GOAL
Which lines have the string "find"? Copy all of them from the entries below.

AVAILABLE RECORDS

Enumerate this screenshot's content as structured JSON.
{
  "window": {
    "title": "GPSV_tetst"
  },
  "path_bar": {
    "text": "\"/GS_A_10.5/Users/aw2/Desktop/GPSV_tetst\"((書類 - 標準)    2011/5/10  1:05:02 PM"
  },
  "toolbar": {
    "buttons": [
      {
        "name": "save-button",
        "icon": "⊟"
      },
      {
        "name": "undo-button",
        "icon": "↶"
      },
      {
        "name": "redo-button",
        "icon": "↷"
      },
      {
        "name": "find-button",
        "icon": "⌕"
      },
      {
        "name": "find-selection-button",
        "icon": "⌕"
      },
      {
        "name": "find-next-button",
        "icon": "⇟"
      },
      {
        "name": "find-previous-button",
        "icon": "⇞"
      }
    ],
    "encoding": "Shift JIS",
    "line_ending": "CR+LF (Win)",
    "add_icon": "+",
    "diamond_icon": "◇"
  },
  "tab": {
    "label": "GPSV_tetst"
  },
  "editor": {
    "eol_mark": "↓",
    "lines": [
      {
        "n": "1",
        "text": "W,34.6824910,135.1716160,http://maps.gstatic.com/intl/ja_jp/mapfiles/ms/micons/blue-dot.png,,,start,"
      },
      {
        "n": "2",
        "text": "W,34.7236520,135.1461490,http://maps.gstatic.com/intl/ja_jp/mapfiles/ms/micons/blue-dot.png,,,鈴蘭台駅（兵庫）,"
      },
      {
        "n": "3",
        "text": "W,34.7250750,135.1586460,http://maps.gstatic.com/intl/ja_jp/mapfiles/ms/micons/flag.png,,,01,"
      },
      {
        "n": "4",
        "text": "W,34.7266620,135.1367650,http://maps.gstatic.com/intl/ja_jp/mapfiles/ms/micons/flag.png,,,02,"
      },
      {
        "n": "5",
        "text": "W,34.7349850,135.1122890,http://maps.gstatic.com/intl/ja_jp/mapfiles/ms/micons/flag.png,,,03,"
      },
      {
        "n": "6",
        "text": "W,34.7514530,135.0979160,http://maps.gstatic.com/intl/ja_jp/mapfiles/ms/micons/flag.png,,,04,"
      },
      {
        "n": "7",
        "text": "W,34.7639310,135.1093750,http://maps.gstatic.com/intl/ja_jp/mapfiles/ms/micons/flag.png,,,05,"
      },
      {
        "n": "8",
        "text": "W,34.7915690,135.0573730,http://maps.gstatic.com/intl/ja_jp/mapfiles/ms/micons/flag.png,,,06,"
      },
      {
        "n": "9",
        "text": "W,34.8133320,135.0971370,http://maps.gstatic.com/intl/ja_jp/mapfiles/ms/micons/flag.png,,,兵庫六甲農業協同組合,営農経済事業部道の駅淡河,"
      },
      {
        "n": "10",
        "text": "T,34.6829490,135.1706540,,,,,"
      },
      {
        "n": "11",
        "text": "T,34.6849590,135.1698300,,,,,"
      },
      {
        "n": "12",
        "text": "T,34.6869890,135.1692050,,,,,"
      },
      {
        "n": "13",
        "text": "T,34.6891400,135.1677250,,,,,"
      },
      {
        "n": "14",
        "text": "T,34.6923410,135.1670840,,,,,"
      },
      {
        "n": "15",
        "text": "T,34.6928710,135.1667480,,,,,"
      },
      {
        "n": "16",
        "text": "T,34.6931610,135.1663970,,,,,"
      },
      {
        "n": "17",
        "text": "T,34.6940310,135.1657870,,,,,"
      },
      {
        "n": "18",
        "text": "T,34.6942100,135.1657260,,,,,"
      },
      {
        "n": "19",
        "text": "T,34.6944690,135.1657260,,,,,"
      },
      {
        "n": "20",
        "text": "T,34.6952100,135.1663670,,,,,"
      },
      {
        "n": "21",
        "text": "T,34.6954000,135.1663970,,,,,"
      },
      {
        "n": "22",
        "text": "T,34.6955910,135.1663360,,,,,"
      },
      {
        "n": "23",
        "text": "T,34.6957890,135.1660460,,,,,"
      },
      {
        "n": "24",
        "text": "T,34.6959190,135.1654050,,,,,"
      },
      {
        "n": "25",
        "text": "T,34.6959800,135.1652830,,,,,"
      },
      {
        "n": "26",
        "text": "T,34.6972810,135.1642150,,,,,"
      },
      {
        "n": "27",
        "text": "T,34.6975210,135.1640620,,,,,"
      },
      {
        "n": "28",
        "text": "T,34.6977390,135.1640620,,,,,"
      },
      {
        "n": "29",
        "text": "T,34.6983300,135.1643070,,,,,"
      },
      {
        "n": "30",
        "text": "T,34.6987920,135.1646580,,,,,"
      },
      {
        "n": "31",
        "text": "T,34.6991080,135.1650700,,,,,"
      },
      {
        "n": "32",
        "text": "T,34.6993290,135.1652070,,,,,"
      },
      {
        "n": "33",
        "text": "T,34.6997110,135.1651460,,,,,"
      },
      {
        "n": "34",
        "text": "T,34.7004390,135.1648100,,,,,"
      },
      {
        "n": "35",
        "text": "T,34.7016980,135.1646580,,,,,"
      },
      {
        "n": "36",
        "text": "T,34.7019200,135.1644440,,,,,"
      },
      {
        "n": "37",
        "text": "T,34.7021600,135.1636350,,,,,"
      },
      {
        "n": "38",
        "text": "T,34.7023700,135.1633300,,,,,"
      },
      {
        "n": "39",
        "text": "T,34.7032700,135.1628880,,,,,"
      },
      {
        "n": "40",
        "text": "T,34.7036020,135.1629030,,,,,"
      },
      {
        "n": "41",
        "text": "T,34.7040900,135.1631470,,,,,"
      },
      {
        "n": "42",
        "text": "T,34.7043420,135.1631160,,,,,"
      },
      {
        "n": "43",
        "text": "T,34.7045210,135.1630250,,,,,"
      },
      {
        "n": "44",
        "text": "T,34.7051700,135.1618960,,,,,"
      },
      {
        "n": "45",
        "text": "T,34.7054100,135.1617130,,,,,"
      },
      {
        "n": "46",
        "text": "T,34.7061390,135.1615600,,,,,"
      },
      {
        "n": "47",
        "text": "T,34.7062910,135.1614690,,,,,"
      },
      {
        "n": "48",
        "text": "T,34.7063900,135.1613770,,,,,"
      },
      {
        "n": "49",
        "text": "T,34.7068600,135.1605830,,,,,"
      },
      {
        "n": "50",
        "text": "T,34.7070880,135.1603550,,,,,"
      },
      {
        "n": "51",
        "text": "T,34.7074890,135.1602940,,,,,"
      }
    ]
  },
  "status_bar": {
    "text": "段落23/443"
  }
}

TASK RESPONSE
        "name": "find-button",
        "name": "find-selection-button",
        "name": "find-next-button",
        "name": "find-previous-button",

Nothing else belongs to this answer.